→ **EXERCISE DETAILS**: Will you write out the data exactly, excluding every picture?

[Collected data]
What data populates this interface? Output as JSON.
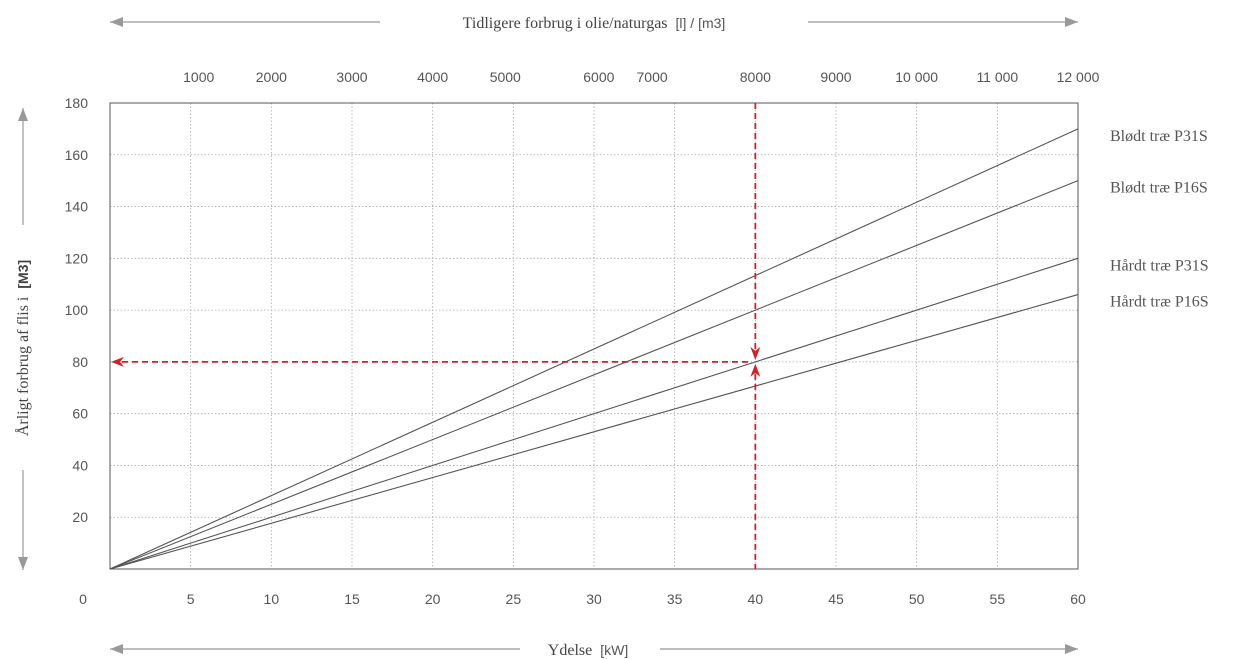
{
  "chart_data": {
    "type": "line",
    "top_axis_title": {
      "text": "Tidligere forbrug i olie/naturgas",
      "unit_part": "[l] / [m3]"
    },
    "bottom_axis_title": {
      "text": "Ydelse",
      "unit_part": "[kW]"
    },
    "left_axis_title": {
      "text": "Årligt forbrug af flis i",
      "bold_part": "[M3]"
    },
    "origin_label": "0",
    "xlim": [
      0,
      60
    ],
    "ylim": [
      0,
      180
    ],
    "x_ticks": [
      5,
      10,
      15,
      20,
      25,
      30,
      35,
      40,
      45,
      50,
      55,
      60
    ],
    "y_ticks": [
      20,
      40,
      60,
      80,
      100,
      120,
      140,
      160,
      180
    ],
    "top_ticks": [
      {
        "label": "1000",
        "x": 5.5
      },
      {
        "label": "2000",
        "x": 10
      },
      {
        "label": "3000",
        "x": 15
      },
      {
        "label": "4000",
        "x": 20
      },
      {
        "label": "5000",
        "x": 24.5
      },
      {
        "label": "6000",
        "x": 30.3
      },
      {
        "label": "7000",
        "x": 33.6
      },
      {
        "label": "8000",
        "x": 40
      },
      {
        "label": "9000",
        "x": 45
      },
      {
        "label": "10 000",
        "x": 50
      },
      {
        "label": "11 000",
        "x": 55
      },
      {
        "label": "12 000",
        "x": 60
      }
    ],
    "series": [
      {
        "name": "Blødt træ P31S",
        "x": [
          0,
          60
        ],
        "y": [
          0,
          170
        ],
        "color": "#555555"
      },
      {
        "name": "Blødt træ P16S",
        "x": [
          0,
          60
        ],
        "y": [
          0,
          150
        ],
        "color": "#555555"
      },
      {
        "name": "Hårdt træ P31S",
        "x": [
          0,
          60
        ],
        "y": [
          0,
          120
        ],
        "color": "#555555"
      },
      {
        "name": "Hårdt træ P16S",
        "x": [
          0,
          60
        ],
        "y": [
          0,
          106
        ],
        "color": "#555555"
      }
    ],
    "annotation": {
      "x": 40,
      "y": 80,
      "color": "#d0202a"
    },
    "grid": true
  }
}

→ **FINISHED TASK**:
What data populates this interface? Output as JSON.
{
  "chart_data": {
    "type": "line",
    "top_axis_title": {
      "text": "Tidligere forbrug i olie/naturgas",
      "unit_part": "[l] / [m3]"
    },
    "bottom_axis_title": {
      "text": "Ydelse",
      "unit_part": "[kW]"
    },
    "left_axis_title": {
      "text": "Årligt forbrug af flis i",
      "bold_part": "[M3]"
    },
    "origin_label": "0",
    "xlim": [
      0,
      60
    ],
    "ylim": [
      0,
      180
    ],
    "x_ticks": [
      5,
      10,
      15,
      20,
      25,
      30,
      35,
      40,
      45,
      50,
      55,
      60
    ],
    "y_ticks": [
      20,
      40,
      60,
      80,
      100,
      120,
      140,
      160,
      180
    ],
    "top_ticks": [
      {
        "label": "1000",
        "x": 5.5
      },
      {
        "label": "2000",
        "x": 10
      },
      {
        "label": "3000",
        "x": 15
      },
      {
        "label": "4000",
        "x": 20
      },
      {
        "label": "5000",
        "x": 24.5
      },
      {
        "label": "6000",
        "x": 30.3
      },
      {
        "label": "7000",
        "x": 33.6
      },
      {
        "label": "8000",
        "x": 40
      },
      {
        "label": "9000",
        "x": 45
      },
      {
        "label": "10 000",
        "x": 50
      },
      {
        "label": "11 000",
        "x": 55
      },
      {
        "label": "12 000",
        "x": 60
      }
    ],
    "series": [
      {
        "name": "Blødt træ P31S",
        "x": [
          0,
          60
        ],
        "y": [
          0,
          170
        ],
        "color": "#555555"
      },
      {
        "name": "Blødt træ P16S",
        "x": [
          0,
          60
        ],
        "y": [
          0,
          150
        ],
        "color": "#555555"
      },
      {
        "name": "Hårdt træ P31S",
        "x": [
          0,
          60
        ],
        "y": [
          0,
          120
        ],
        "color": "#555555"
      },
      {
        "name": "Hårdt træ P16S",
        "x": [
          0,
          60
        ],
        "y": [
          0,
          106
        ],
        "color": "#555555"
      }
    ],
    "annotation": {
      "x": 40,
      "y": 80,
      "color": "#d0202a"
    },
    "grid": true
  }
}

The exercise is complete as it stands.